==== Data to use
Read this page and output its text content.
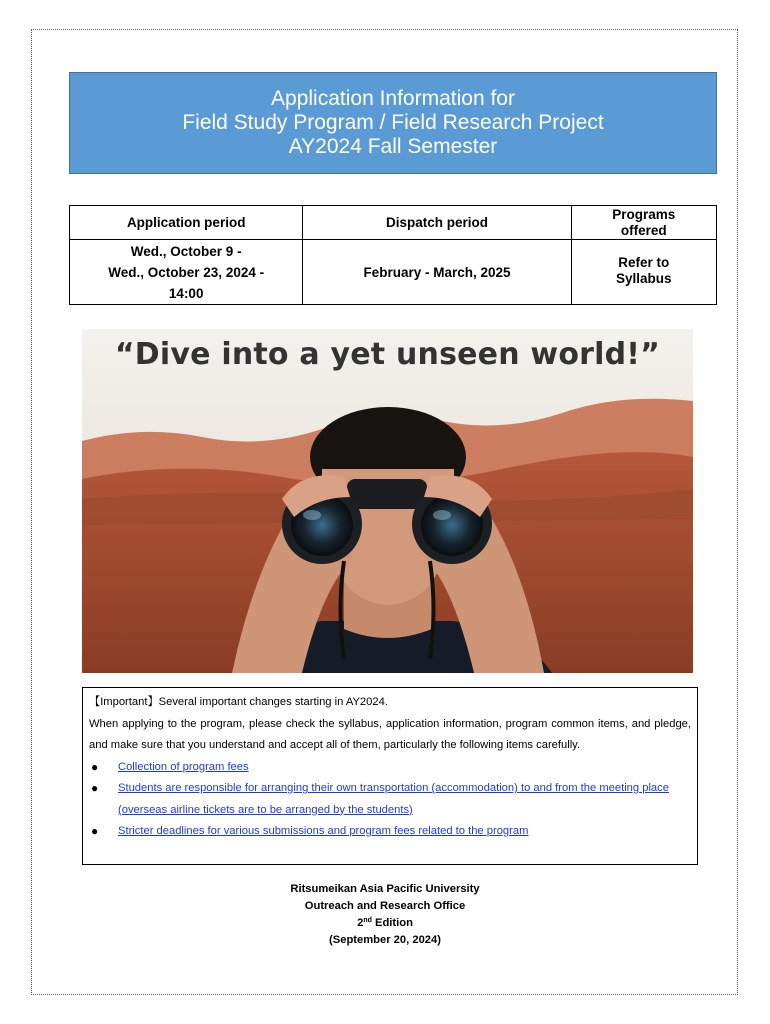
Application Information for
Field Study Program / Field Research Project
AY2024 Fall Semester
Application period	Dispatch period	Programs offered

Wed., October 9 -
Wed., October 23, 2024 -
14:00	February - March, 2025	Refer to Syllabus
“Dive into a yet unseen world!”

【Important】Several important changes starting in AY2024.

When applying to the program, please check the syllabus, application information, program common items, and pledge, and make sure that you understand and accept all of them, particularly the following items carefully.

● Collection of program fees
● Students are responsible for arranging their own transportation (accommodation) to and from the meeting place (overseas airline tickets are to be arranged by the students)
● Stricter deadlines for various submissions and program fees related to the program
Ritsumeikan Asia Pacific University
Outreach and Research Office
2nd Edition
(September 20, 2024)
========
What is needed: Copy each line of the records containing the string "Research".

Answer for the task:
Field Study Program / Field Research Project
Outreach and Research Office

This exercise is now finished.